Work to do
Without the pictures, print each of the records below exactly as it appears.

Given information
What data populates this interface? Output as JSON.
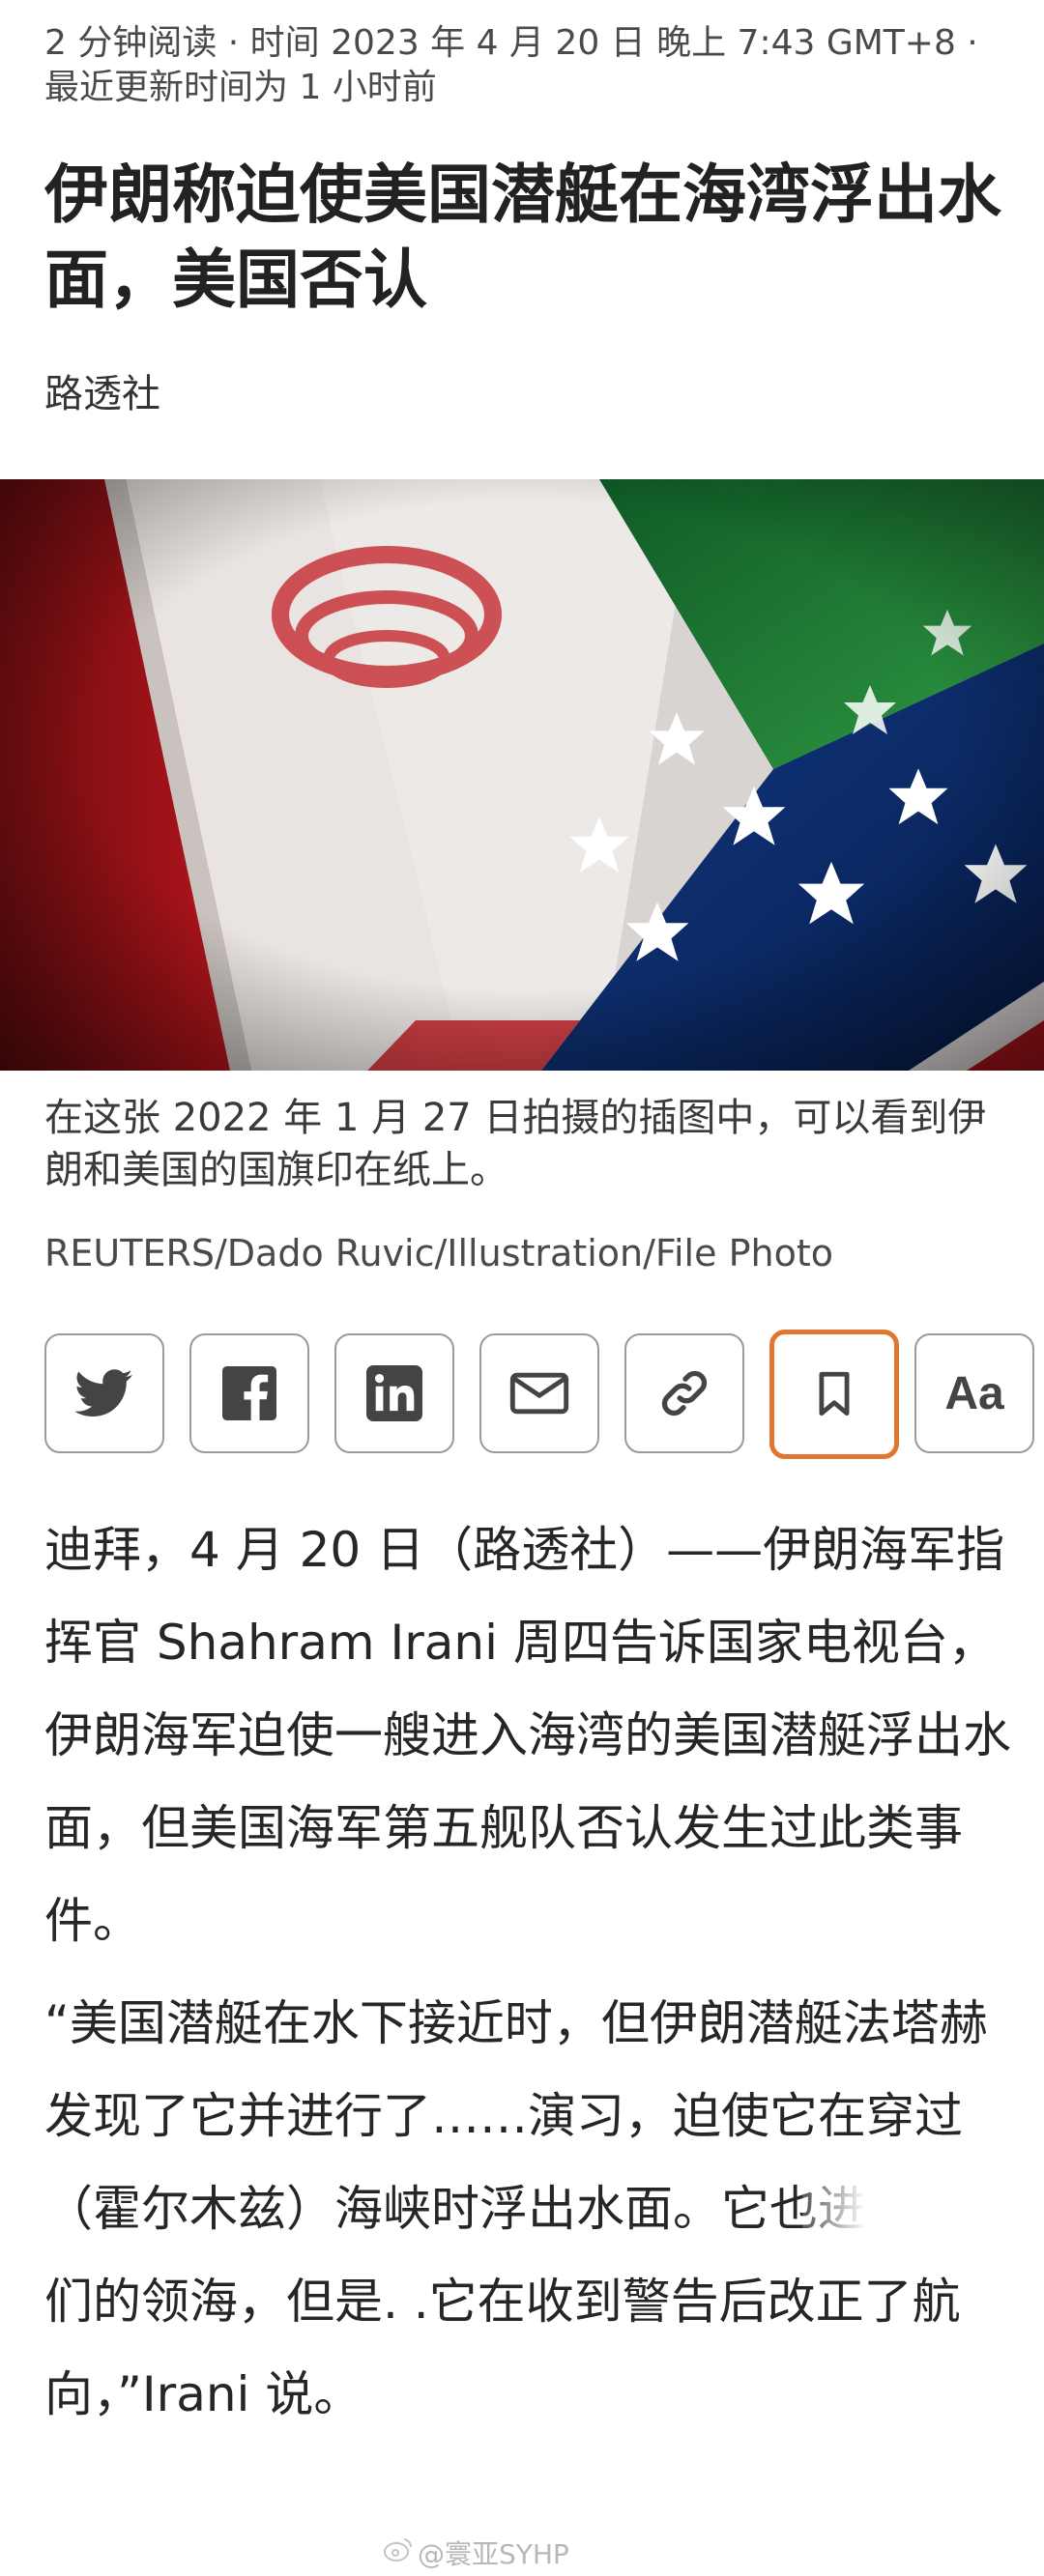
{
  "article": {
    "meta_line1": "2 分钟阅读 · 时间 2023 年 4 月 20 日 晚上 7:43 GMT+8 ·",
    "meta_line2": "最近更新时间为 1 小时前",
    "headline": "伊朗称迫使美国潜艇在海湾浮出水面，美国否认",
    "byline": "路透社"
  },
  "photo": {
    "caption": "在这张 2022 年 1 月 27 日拍摄的插图中，可以看到伊朗和美国的国旗印在纸上。",
    "credit": "REUTERS/Dado Ruvic/Illustration/File Photo"
  },
  "share_bar": {
    "buttons": [
      {
        "id": "twitter",
        "icon": "twitter-icon"
      },
      {
        "id": "facebook",
        "icon": "facebook-icon"
      },
      {
        "id": "linkedin",
        "icon": "linkedin-icon"
      },
      {
        "id": "email",
        "icon": "email-icon"
      },
      {
        "id": "link",
        "icon": "link-icon"
      },
      {
        "id": "bookmark",
        "icon": "bookmark-icon",
        "active": true
      },
      {
        "id": "text-size",
        "label": "Aa"
      }
    ],
    "active_color": "#e0762f"
  },
  "body": {
    "p1": "迪拜，4 月 20 日（路透社）——伊朗海军指挥官 Shahram Irani 周四告诉国家电视台，伊朗海军迫使一艘进入海湾的美国潜艇浮出水面，但美国海军第五舰队否认发生过此类事件。",
    "p2": "“美国潜艇在水下接近时，但伊朗潜艇法塔赫发现了它并进行了……演习，迫使它在穿过（霍尔木兹）海峡时浮出水面。它也进入了我们的领海，但是. .它在收到警告后改正了航向，”Irani 说。"
  },
  "watermark": {
    "text": "@寰亚SYHP"
  }
}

Output for this task
What data populates this interface? Output as JSON.
{
  "article": {
    "meta_line1": "2 分钟阅读 · 时间 2023 年 4 月 20 日 晚上 7:43 GMT+8 ·",
    "meta_line2": "最近更新时间为 1 小时前",
    "headline": "伊朗称迫使美国潜艇在海湾浮出水面，美国否认",
    "byline": "路透社"
  },
  "photo": {
    "caption": "在这张 2022 年 1 月 27 日拍摄的插图中，可以看到伊朗和美国的国旗印在纸上。",
    "credit": "REUTERS/Dado Ruvic/Illustration/File Photo"
  },
  "share_bar": {
    "buttons": [
      {
        "id": "twitter",
        "icon": "twitter-icon"
      },
      {
        "id": "facebook",
        "icon": "facebook-icon"
      },
      {
        "id": "linkedin",
        "icon": "linkedin-icon"
      },
      {
        "id": "email",
        "icon": "email-icon"
      },
      {
        "id": "link",
        "icon": "link-icon"
      },
      {
        "id": "bookmark",
        "icon": "bookmark-icon",
        "active": true
      },
      {
        "id": "text-size",
        "label": "Aa"
      }
    ],
    "active_color": "#e0762f"
  },
  "body": {
    "p1": "迪拜，4 月 20 日（路透社）——伊朗海军指挥官 Shahram Irani 周四告诉国家电视台，伊朗海军迫使一艘进入海湾的美国潜艇浮出水面，但美国海军第五舰队否认发生过此类事件。",
    "p2": "“美国潜艇在水下接近时，但伊朗潜艇法塔赫发现了它并进行了……演习，迫使它在穿过（霍尔木兹）海峡时浮出水面。它也进入了我们的领海，但是. .它在收到警告后改正了航向，”Irani 说。"
  },
  "watermark": {
    "text": "@寰亚SYHP"
  }
}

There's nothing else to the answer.